> **WORK TO BE COMPLETED**: Across the data below, how many lines hold "JSON"? Answer with that number and nothing else.

> **EXERCISE MATERIALS**:
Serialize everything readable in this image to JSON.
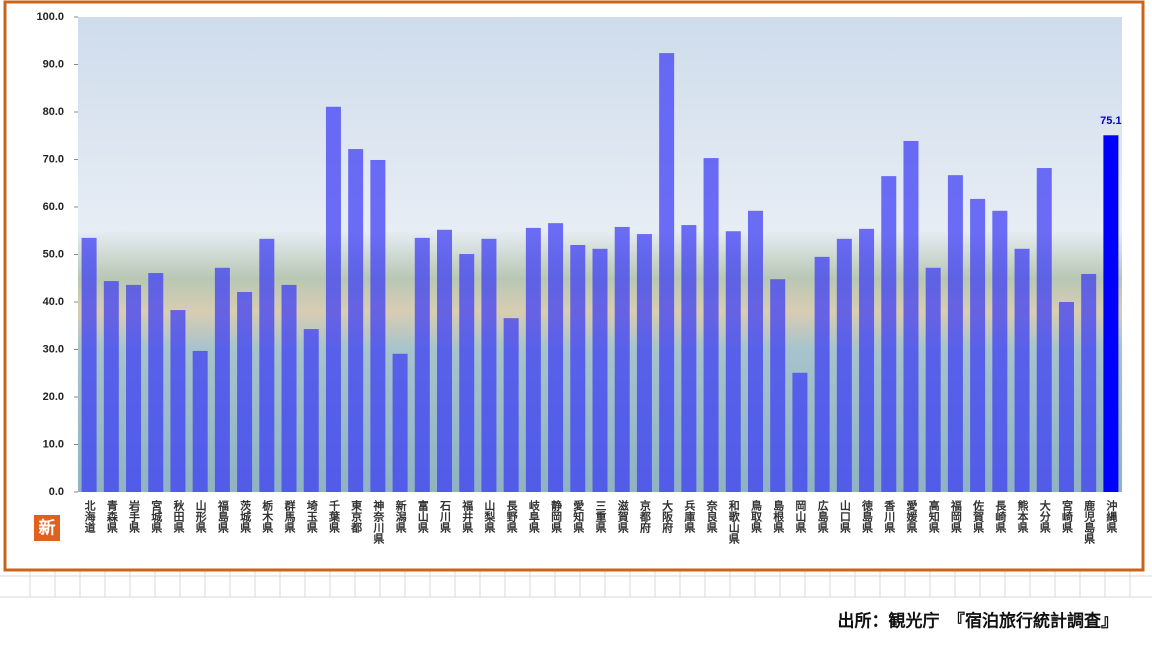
{
  "chart_data": {
    "type": "bar",
    "categories": [
      "北海道",
      "青森県",
      "岩手県",
      "宮城県",
      "秋田県",
      "山形県",
      "福島県",
      "茨城県",
      "栃木県",
      "群馬県",
      "埼玉県",
      "千葉県",
      "東京都",
      "神奈川県",
      "新潟県",
      "富山県",
      "石川県",
      "福井県",
      "山梨県",
      "長野県",
      "岐阜県",
      "静岡県",
      "愛知県",
      "三重県",
      "滋賀県",
      "京都府",
      "大阪府",
      "兵庫県",
      "奈良県",
      "和歌山県",
      "鳥取県",
      "島根県",
      "岡山県",
      "広島県",
      "山口県",
      "徳島県",
      "香川県",
      "愛媛県",
      "高知県",
      "福岡県",
      "佐賀県",
      "長崎県",
      "熊本県",
      "大分県",
      "宮崎県",
      "鹿児島県",
      "沖縄県"
    ],
    "values": [
      53.5,
      44.4,
      43.6,
      46.1,
      38.3,
      29.7,
      47.2,
      42.1,
      53.3,
      43.6,
      34.3,
      81.1,
      72.2,
      69.9,
      29.1,
      53.5,
      55.2,
      50.1,
      53.3,
      36.6,
      55.6,
      56.6,
      52.0,
      51.2,
      55.8,
      54.3,
      92.4,
      56.2,
      70.3,
      54.9,
      59.2,
      44.8,
      25.1,
      49.5,
      53.3,
      55.4,
      66.5,
      73.9,
      47.2,
      66.7,
      61.7,
      59.2,
      51.2,
      68.2,
      40.0,
      45.9,
      75.1
    ],
    "value_labels": [
      null,
      null,
      null,
      null,
      null,
      null,
      null,
      null,
      null,
      null,
      null,
      null,
      null,
      null,
      null,
      null,
      null,
      null,
      null,
      null,
      null,
      null,
      null,
      null,
      null,
      null,
      null,
      null,
      null,
      null,
      null,
      null,
      null,
      null,
      null,
      null,
      null,
      null,
      null,
      null,
      null,
      null,
      null,
      null,
      null,
      null,
      "75.1"
    ],
    "colors": [
      "#3a3af5",
      "#3a3af5",
      "#3a3af5",
      "#3a3af5",
      "#3a3af5",
      "#3a3af5",
      "#3a3af5",
      "#3a3af5",
      "#3a3af5",
      "#3a3af5",
      "#3a3af5",
      "#3a3af5",
      "#3a3af5",
      "#3a3af5",
      "#3a3af5",
      "#3a3af5",
      "#3a3af5",
      "#3a3af5",
      "#3a3af5",
      "#3a3af5",
      "#3a3af5",
      "#3a3af5",
      "#3a3af5",
      "#3a3af5",
      "#3a3af5",
      "#3a3af5",
      "#3a3af5",
      "#3a3af5",
      "#3a3af5",
      "#3a3af5",
      "#3a3af5",
      "#3a3af5",
      "#3a3af5",
      "#3a3af5",
      "#3a3af5",
      "#3a3af5",
      "#3a3af5",
      "#3a3af5",
      "#3a3af5",
      "#3a3af5",
      "#3a3af5",
      "#3a3af5",
      "#3a3af5",
      "#3a3af5",
      "#3a3af5",
      "#3a3af5",
      "#0000ff"
    ],
    "ylim": [
      0,
      100
    ],
    "yticks": [
      {
        "value": 0,
        "label": "0.0"
      },
      {
        "value": 10,
        "label": "10.0"
      },
      {
        "value": 20,
        "label": "20.0"
      },
      {
        "value": 30,
        "label": "30.0"
      },
      {
        "value": 40,
        "label": "40.0"
      },
      {
        "value": 50,
        "label": "50.0"
      },
      {
        "value": 60,
        "label": "60.0"
      },
      {
        "value": 70,
        "label": "70.0"
      },
      {
        "value": 80,
        "label": "80.0"
      },
      {
        "value": 90,
        "label": "90.0"
      },
      {
        "value": 100,
        "label": "100.0"
      }
    ],
    "badge": "新",
    "source": "出所：観光庁　『宿泊旅行統計調査』"
  }
}
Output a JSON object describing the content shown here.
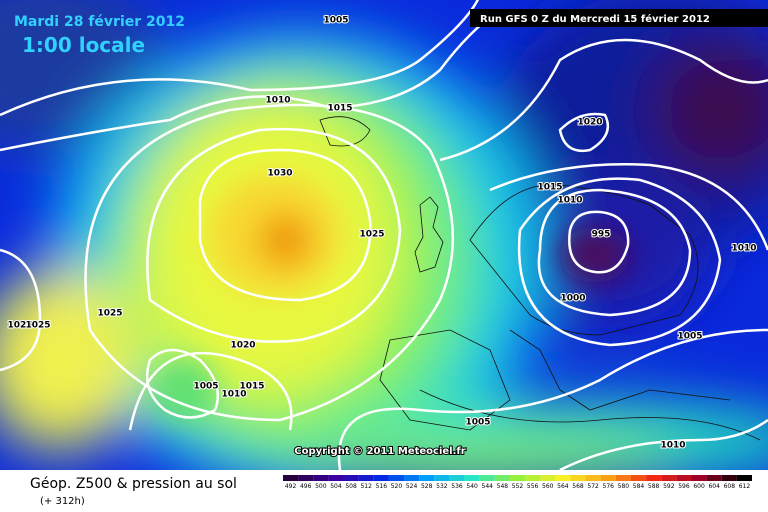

> **WORKED ANSWER**: 2